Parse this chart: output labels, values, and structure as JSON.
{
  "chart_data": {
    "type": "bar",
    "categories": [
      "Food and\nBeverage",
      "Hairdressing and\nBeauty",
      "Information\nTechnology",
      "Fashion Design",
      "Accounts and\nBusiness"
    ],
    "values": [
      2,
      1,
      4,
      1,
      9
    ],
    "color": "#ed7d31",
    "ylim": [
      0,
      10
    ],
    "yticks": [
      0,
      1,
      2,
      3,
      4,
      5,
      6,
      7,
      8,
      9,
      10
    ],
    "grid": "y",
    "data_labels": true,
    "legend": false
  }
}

# EXERCISE BRIEF:
Check every line of the data above for the string "values", and copy those that have it.

# COMPLETE OUTPUT:
Parse this chart: output labels, values, and structure as JSON.
    "values": [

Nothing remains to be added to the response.